In the material below, which lines hold the word "Power"? Pick each one out.
-----
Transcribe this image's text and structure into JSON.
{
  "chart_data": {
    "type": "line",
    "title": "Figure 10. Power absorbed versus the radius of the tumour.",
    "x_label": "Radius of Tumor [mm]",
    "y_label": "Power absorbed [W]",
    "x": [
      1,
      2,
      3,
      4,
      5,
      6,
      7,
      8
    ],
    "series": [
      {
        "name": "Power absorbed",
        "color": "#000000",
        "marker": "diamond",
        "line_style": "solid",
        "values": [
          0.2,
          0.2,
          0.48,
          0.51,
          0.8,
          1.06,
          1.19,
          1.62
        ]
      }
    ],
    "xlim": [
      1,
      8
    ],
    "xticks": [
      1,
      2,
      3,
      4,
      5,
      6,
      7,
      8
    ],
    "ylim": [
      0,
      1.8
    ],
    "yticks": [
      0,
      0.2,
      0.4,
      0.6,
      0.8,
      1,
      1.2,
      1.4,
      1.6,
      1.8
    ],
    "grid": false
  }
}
-----
* **Written answer**
    "title": "Figure 10. Power absorbed versus the radius of the tumour.",
    "y_label": "Power absorbed [W]",
        "name": "Power absorbed",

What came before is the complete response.